Die Bundesregierung teilte die Bedenken des Bundesrates zum Vollzugsaufwand nicht, wie aus der entsprechenden Unterrichtung (20/8763) hervorgeht. So sei voraussichtlich erst nach fünf Jahren die geschätzte Gesamtzahl von 3.000 Anbauvereinigungen erreicht. Die Länder könnten die Personal- und Sachmittelkapazitäten sukzessive anpassen. Zudem erwartet der Bund mit der Entkriminalisierung hohe Einsparungen der Länder durch weniger Strafanzeigen und weniger Strafverfahren. Die eingesparten Mittel könnten für die Überwachung der Anbauvereinigungen sowie für die Suchtprävention eingesetzt werden.
Aufklärung und Prävention sowie gesetzliche Vorgaben für die Anbauvereinigungen trügen zu einem umfassenden Gesundheits- und Jugendschutz bei, heißt es in der Unterrichtung weiter. Was den zulässigen THC-Wert im Straßenverkehr betrifft, habe eine interdisziplinäre Expertengruppe des Bundesverkehrsministeriums das Ziel, Grenzwerte zu ermitteln. Nach Auffassung der Bundesregierung sei der THC-Grenzwert so zu bemessen, dass die Straßenverkehrssicherheit ausreichend gewahrt bleibe.
Die Unionsfraktion forderte, die geplante Cannabislegalisierung zu stoppen und die Bevölkerung über die Risiken der Droge aufzuklären. Der Entwurf des Cannabisgesetzes, der im August 2023 vom Kabinett beschlossen wurde, sei unverantwortlich und führe in die falsche Richtung, hieß es in dem Antrag (20/8735) der Fraktion. Insbesondere junge Menschen bis 25 Jahre seien durch den Konsum von Cannabis gefährdet, da bei ihnen die Entwicklung des Gehirns noch nicht abgeschlossen ist. Die klinische Forschung belege ungünstige Einflüsse intensiven Cannabiskonsums auf Gedächtnis-, Lern- und Erinnerungsleistungen, Aufmerksamkeit, Problemlösen, Denkleistung und Intelligenz. Bei vulnerablen Personen bestehe ferner ein dosisabhängiger Zusammenhang mit depressiven Störungen, Suizidalität, bipolaren Störungen, Angsterkrankungen sowie zusätzlichem Missbrauch von Alkohol und illegalen Drogen. Cannabiskonsum könne bei vulnerablen Personen Psychosen auslösen und den Verlauf schizophrener Psychosen verschlechtern.
Eine Legalisierung von privatem Anbau, Besitz und Konsum für alle Erwachsenen werde zu einer Ausweitung des Cannabiskonsums führen. Auch eine Entlastung der Justiz oder ein Zurückdrängen des Schwarzmarktes werde mit dem Gesetz nicht erreicht. Zu erwarten sei ein immenser Vollzugs- und Überwachungsaufwand. Vorgaben für den privaten Eigenanbau oder die Einhaltung von Konsumverbotszonen dürften kaum kontrollierbar sein. Die Abgeordneten forderten, das Vorhaben zur Legalisierung von Cannabis zu beenden. Dafür sollte eine geeignete Institution, wie etwa die Bundeszentrale für gesundheitliche Aufklärung, mit einer langfristig angelegten Präventionskampagne beauftragt werden, um auf die Risiken beim Konsum von Cannabis aufmerksam zu machen. Ferner sollte die Forschung intensiviert werden, die sich mit den gesundheitlichen Folgen von nichtmedizinischem Cannabisgebrauch befasst. Unterstützt werden sollte zudem die Erforschung des medizinischen Nutzens und der Nebenwirkungen von Cannabisarzneimitteln.

Materialteil -
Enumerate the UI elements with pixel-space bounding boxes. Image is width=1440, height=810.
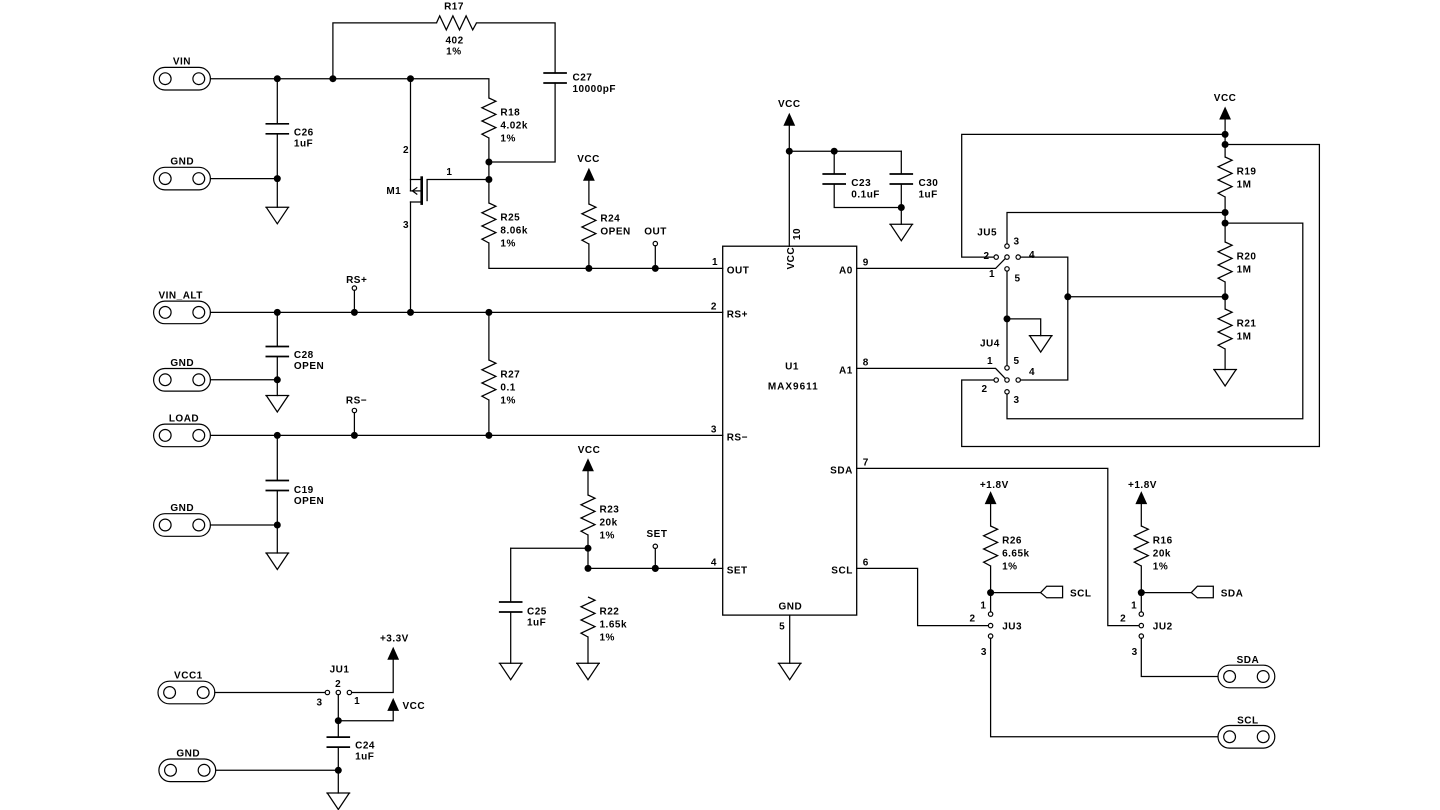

Zu lösende Aufgaben -
1. Welche Gesamtzahl an Anbauvereinigungen wird im Textauszug zur Cannabislegalisierung geschätzt, und nach wie vielen Jahren soll sie voraussichtlich erreicht sein?
2. Führe den Textauszug zur Cannabislegalisierung im Anschluss an seinen letzten Satz fort.

Gelöste Aufgaben -
1. Geschätzt werden 3.000 Anbauvereinigungen, die voraussichtlich erst nach fünf Jahren erreicht sein sollen.

2.
Die geplante Legalisierung von Cannabis zu Genusszwecken sollte nach Ansicht der AfD-Fraktion aufgegeben werden. Zugleich sollte für das Medizinalcannabis eine wissenschaftliche Nutzenbewertung eingeleitet werden, hieß es in dem Antrag der Fraktion (20/8869). Bei der geplanten Legalisierung von Cannabis werde die Gefahr, die für Jugendliche und junge Erwachsene unter 25 Jahren ausgehe, unterschätzt. Die Adoleszenz stelle eine entscheidende Phase in der Entwicklung des Gehirns dar. Untersuchungen deuteten darauf hin, dass sich der Konsum von Cannabis nachteilig auf die Reifung von Nervenzellen und Nervenverbindungen auswirken könne.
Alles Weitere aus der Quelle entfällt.